[Dataset records]
::::::::

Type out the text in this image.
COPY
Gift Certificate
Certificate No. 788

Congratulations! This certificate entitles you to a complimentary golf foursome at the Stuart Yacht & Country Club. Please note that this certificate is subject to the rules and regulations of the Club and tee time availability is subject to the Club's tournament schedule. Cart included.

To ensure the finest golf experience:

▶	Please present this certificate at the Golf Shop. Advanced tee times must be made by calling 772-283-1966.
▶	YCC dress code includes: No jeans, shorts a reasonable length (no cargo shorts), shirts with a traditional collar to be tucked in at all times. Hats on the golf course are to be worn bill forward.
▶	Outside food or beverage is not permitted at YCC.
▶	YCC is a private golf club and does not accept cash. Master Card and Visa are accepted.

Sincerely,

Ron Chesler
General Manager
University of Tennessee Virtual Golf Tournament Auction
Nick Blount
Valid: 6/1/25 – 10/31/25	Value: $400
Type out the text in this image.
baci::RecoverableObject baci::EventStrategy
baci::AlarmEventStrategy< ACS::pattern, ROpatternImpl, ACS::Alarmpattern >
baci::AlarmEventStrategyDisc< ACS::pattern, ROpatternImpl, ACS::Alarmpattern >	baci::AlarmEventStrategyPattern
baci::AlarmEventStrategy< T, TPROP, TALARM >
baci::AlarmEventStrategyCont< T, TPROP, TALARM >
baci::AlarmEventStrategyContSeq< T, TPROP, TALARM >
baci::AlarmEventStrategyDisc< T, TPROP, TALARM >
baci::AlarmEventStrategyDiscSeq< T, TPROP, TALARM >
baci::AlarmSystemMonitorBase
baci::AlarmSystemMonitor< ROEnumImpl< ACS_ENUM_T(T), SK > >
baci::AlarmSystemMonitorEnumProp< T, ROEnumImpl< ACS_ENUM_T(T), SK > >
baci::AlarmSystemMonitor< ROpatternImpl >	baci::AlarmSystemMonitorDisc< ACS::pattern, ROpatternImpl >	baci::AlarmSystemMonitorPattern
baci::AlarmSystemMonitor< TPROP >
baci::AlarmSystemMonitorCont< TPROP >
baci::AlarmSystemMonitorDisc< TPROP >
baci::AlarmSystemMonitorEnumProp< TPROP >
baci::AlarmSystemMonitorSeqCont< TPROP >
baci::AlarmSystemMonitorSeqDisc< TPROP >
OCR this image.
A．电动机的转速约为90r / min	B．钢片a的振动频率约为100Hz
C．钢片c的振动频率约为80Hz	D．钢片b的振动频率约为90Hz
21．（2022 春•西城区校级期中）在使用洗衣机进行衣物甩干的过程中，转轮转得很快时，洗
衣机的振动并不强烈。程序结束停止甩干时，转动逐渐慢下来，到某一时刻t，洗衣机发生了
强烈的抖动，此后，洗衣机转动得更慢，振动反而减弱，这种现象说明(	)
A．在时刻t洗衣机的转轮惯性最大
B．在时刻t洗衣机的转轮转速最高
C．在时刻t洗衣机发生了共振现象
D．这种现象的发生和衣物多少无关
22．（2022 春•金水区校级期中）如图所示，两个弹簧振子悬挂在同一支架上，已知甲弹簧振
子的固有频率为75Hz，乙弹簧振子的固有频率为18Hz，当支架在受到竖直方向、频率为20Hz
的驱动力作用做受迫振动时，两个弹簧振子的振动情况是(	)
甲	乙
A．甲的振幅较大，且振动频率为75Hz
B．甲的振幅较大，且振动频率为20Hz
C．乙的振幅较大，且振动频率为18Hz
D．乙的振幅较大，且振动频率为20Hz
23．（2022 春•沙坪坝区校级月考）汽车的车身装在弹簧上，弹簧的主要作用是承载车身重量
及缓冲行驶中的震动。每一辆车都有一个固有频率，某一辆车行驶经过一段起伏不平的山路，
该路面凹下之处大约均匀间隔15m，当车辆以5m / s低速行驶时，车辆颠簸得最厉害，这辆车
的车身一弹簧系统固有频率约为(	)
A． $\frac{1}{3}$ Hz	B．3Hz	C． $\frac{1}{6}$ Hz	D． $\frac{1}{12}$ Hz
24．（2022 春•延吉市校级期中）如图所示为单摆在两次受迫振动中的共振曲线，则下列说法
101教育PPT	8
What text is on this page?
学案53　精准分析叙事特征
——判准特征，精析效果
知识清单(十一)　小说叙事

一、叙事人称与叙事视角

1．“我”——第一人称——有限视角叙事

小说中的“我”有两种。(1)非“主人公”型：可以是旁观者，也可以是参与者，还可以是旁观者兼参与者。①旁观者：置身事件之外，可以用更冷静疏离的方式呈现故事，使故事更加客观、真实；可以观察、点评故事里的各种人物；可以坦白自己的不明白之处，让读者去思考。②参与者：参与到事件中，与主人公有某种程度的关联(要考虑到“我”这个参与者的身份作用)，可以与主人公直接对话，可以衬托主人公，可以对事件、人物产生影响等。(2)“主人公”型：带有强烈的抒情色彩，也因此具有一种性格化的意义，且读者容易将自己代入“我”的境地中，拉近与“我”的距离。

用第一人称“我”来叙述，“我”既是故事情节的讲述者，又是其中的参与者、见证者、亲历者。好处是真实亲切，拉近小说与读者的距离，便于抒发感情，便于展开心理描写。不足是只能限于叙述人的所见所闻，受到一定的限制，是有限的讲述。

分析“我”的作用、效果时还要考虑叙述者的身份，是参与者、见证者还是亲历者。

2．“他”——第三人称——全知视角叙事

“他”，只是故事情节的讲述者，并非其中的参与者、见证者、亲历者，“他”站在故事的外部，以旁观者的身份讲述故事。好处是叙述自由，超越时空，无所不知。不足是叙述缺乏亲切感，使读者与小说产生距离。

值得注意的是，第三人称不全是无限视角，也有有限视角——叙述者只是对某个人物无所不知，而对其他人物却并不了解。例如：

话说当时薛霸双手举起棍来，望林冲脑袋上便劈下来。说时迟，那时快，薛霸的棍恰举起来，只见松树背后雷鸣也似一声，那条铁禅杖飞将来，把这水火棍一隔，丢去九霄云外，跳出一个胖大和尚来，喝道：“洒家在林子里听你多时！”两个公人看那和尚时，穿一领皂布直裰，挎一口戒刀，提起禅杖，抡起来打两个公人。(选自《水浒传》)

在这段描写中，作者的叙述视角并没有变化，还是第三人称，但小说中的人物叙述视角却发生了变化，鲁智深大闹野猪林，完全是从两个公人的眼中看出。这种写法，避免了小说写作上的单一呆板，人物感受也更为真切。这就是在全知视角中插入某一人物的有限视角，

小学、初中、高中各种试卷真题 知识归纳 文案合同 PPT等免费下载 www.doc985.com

::::::::

■ **Task objective**
Count how many lines include the string "times". Nothing but the number is needed.

■ **Output of the exercise**
2